====== Source text ======

The Gift of Prophecy and Modern Revivals -- By: David Oldham

Journal: Reformation and Revival
Volume: RAR 05:1 (Winter 1996)
Article: The Gift of Prophecy and Modern Revivals
Author: David Oldham


The Gift of Prophecy and Modern Revivals

David Oldham

Claimants to modern revival blessings abound. Recent movements, often historical developments of earlier ones, indicate that new theologies of the Spirit continue to develop in modern evangelicalism. One such movement seeks to build upon recent exegetical studies regarding the gift of prophecy. These new revivalistic movements are increasingly building their practice upon the teaching of Dr. Wayne Grudem, a distinguished professor at Trinity Evangelical Divinity School, Deerfield, Illinois. In this article we shall consider Grudem’s teaching with regard to the gift of prophecy, seeking to understand if his conclusions are faithful to the doctrine of the New Testament.

====== Material shown ======

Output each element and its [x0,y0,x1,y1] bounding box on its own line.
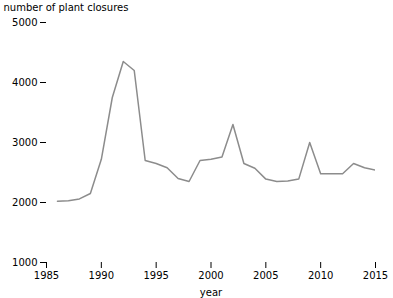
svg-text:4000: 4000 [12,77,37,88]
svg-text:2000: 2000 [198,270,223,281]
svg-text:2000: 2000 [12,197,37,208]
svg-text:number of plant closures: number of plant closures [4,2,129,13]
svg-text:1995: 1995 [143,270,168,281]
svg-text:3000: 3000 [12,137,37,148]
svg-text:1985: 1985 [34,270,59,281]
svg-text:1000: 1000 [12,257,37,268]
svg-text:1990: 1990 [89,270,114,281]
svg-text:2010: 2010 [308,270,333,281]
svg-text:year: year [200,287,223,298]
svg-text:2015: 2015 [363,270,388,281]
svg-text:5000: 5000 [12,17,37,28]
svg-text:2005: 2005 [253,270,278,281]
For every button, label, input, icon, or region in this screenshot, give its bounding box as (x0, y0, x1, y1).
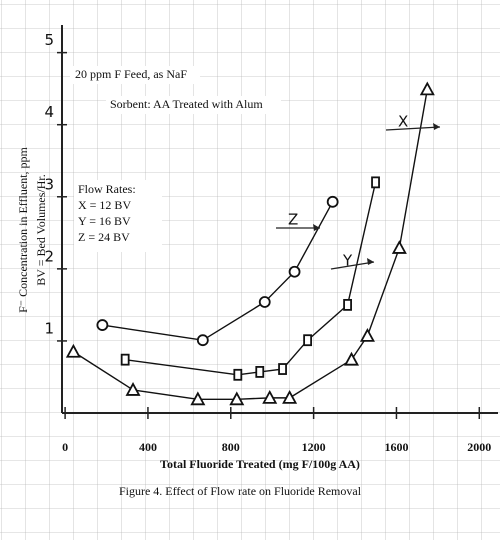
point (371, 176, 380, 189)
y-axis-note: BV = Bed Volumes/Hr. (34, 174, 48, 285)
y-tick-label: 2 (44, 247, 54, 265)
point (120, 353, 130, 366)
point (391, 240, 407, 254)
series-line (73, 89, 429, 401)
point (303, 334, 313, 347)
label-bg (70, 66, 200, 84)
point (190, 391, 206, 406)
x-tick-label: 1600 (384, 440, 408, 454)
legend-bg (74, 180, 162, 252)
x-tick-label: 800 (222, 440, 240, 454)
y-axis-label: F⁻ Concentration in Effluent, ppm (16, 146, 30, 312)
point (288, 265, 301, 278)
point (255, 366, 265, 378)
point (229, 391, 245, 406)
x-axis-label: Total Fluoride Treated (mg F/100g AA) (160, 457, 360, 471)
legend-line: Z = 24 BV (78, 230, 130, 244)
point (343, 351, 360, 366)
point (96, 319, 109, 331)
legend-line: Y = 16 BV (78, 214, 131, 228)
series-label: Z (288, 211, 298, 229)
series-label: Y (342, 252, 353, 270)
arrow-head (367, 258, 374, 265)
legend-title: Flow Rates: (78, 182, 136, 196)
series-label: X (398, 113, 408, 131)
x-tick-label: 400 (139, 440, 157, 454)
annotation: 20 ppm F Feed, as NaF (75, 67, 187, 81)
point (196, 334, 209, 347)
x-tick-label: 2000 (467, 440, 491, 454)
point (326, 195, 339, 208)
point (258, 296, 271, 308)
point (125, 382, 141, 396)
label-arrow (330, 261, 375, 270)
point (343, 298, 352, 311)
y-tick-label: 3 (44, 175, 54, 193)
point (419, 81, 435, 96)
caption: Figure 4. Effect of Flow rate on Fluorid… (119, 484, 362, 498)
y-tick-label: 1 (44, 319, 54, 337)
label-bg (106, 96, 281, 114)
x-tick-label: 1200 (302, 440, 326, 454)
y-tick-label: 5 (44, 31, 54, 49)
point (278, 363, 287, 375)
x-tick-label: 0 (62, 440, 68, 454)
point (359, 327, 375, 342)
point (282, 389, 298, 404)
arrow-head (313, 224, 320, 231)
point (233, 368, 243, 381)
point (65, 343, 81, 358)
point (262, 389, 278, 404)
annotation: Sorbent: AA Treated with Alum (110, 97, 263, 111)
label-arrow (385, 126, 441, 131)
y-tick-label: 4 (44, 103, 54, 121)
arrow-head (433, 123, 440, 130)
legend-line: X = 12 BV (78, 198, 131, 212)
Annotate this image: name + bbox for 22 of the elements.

======

◆ Exercise details
In the article on prophecy and modern revivals, what does the author aim to learn by examining Wayne Grudem's teaching on the gift of prophecy? Answer in one to three sentences.

◆ Correct output
The author aims to learn whether Grudem's conclusions about the gift of prophecy are faithful to the doctrine of the New Testament. This matters because new revivalistic movements are increasingly building their practice on his teaching.